*Problem statement*: Report the count of lines holding "издание" in the records, with no other words.

**** Input material ****

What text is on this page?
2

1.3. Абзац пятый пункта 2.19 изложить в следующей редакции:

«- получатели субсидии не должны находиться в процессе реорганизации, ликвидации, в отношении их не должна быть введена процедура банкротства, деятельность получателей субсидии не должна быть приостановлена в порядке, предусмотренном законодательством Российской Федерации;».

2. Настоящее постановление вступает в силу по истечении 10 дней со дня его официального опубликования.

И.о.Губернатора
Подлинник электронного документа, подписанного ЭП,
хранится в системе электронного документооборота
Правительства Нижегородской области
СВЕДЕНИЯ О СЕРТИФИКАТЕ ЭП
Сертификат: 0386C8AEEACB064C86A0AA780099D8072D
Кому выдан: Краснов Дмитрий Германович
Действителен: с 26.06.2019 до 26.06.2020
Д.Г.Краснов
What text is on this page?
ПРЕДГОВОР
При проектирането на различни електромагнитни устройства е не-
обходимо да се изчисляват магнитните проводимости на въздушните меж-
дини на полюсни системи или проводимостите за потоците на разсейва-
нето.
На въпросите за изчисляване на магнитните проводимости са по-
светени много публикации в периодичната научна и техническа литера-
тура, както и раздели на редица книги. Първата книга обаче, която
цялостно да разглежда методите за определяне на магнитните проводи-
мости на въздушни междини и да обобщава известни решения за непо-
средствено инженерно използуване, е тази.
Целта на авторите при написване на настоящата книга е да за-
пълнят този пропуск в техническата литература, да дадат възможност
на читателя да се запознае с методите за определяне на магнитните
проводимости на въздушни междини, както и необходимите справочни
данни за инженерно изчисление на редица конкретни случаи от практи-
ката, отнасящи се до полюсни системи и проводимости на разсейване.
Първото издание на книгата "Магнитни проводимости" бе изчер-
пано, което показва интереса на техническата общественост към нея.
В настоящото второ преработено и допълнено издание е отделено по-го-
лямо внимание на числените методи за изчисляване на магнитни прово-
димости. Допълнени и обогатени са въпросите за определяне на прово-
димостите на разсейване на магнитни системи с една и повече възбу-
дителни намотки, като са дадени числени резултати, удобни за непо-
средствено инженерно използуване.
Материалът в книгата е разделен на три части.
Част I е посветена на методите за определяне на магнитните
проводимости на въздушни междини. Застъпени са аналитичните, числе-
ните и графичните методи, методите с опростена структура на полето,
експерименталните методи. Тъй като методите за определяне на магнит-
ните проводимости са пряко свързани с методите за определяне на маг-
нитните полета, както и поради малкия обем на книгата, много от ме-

****

*Final result*: 2